_To be done_.
Write the data below out exactly as it stands. Do not include the pictures.

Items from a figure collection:
┌──
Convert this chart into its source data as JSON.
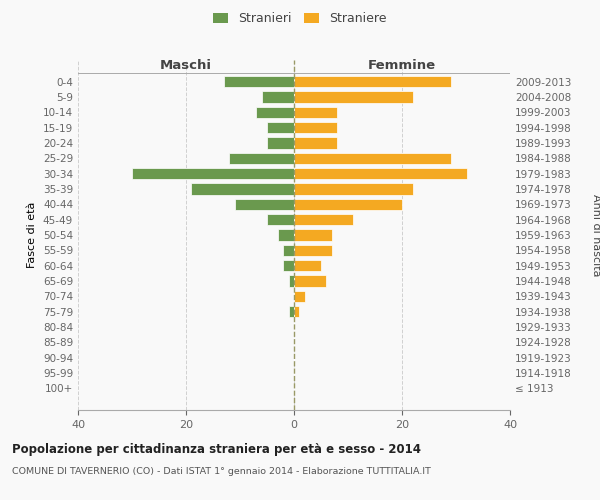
{
  "age_groups": [
    "100+",
    "95-99",
    "90-94",
    "85-89",
    "80-84",
    "75-79",
    "70-74",
    "65-69",
    "60-64",
    "55-59",
    "50-54",
    "45-49",
    "40-44",
    "35-39",
    "30-34",
    "25-29",
    "20-24",
    "15-19",
    "10-14",
    "5-9",
    "0-4"
  ],
  "birth_years": [
    "≤ 1913",
    "1914-1918",
    "1919-1923",
    "1924-1928",
    "1929-1933",
    "1934-1938",
    "1939-1943",
    "1944-1948",
    "1949-1953",
    "1954-1958",
    "1959-1963",
    "1964-1968",
    "1969-1973",
    "1974-1978",
    "1979-1983",
    "1984-1988",
    "1989-1993",
    "1994-1998",
    "1999-2003",
    "2004-2008",
    "2009-2013"
  ],
  "maschi": [
    0,
    0,
    0,
    0,
    0,
    1,
    0,
    1,
    2,
    2,
    3,
    5,
    11,
    19,
    30,
    12,
    5,
    5,
    7,
    6,
    13
  ],
  "femmine": [
    0,
    0,
    0,
    0,
    0,
    1,
    2,
    6,
    5,
    7,
    7,
    11,
    20,
    22,
    32,
    29,
    8,
    8,
    8,
    22,
    29
  ],
  "male_color": "#6a994e",
  "female_color": "#f4a922",
  "title": "Popolazione per cittadinanza straniera per età e sesso - 2014",
  "subtitle": "COMUNE DI TAVERNERIO (CO) - Dati ISTAT 1° gennaio 2014 - Elaborazione TUTTITALIA.IT",
  "xlabel_left": "Maschi",
  "xlabel_right": "Femmine",
  "ylabel_left": "Fasce di età",
  "ylabel_right": "Anni di nascita",
  "legend_male": "Stranieri",
  "legend_female": "Straniere",
  "xlim": 40,
  "background_color": "#f9f9f9",
  "grid_color": "#cccccc"
}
└──
_Solution to the exercise_.
Convert this chart into its source data as JSON.
{
  "age_groups": [
    "100+",
    "95-99",
    "90-94",
    "85-89",
    "80-84",
    "75-79",
    "70-74",
    "65-69",
    "60-64",
    "55-59",
    "50-54",
    "45-49",
    "40-44",
    "35-39",
    "30-34",
    "25-29",
    "20-24",
    "15-19",
    "10-14",
    "5-9",
    "0-4"
  ],
  "birth_years": [
    "≤ 1913",
    "1914-1918",
    "1919-1923",
    "1924-1928",
    "1929-1933",
    "1934-1938",
    "1939-1943",
    "1944-1948",
    "1949-1953",
    "1954-1958",
    "1959-1963",
    "1964-1968",
    "1969-1973",
    "1974-1978",
    "1979-1983",
    "1984-1988",
    "1989-1993",
    "1994-1998",
    "1999-2003",
    "2004-2008",
    "2009-2013"
  ],
  "maschi": [
    0,
    0,
    0,
    0,
    0,
    1,
    0,
    1,
    2,
    2,
    3,
    5,
    11,
    19,
    30,
    12,
    5,
    5,
    7,
    6,
    13
  ],
  "femmine": [
    0,
    0,
    0,
    0,
    0,
    1,
    2,
    6,
    5,
    7,
    7,
    11,
    20,
    22,
    32,
    29,
    8,
    8,
    8,
    22,
    29
  ],
  "male_color": "#6a994e",
  "female_color": "#f4a922",
  "title": "Popolazione per cittadinanza straniera per età e sesso - 2014",
  "subtitle": "COMUNE DI TAVERNERIO (CO) - Dati ISTAT 1° gennaio 2014 - Elaborazione TUTTITALIA.IT",
  "xlabel_left": "Maschi",
  "xlabel_right": "Femmine",
  "ylabel_left": "Fasce di età",
  "ylabel_right": "Anni di nascita",
  "legend_male": "Stranieri",
  "legend_female": "Straniere",
  "xlim": 40,
  "background_color": "#f9f9f9",
  "grid_color": "#cccccc"
}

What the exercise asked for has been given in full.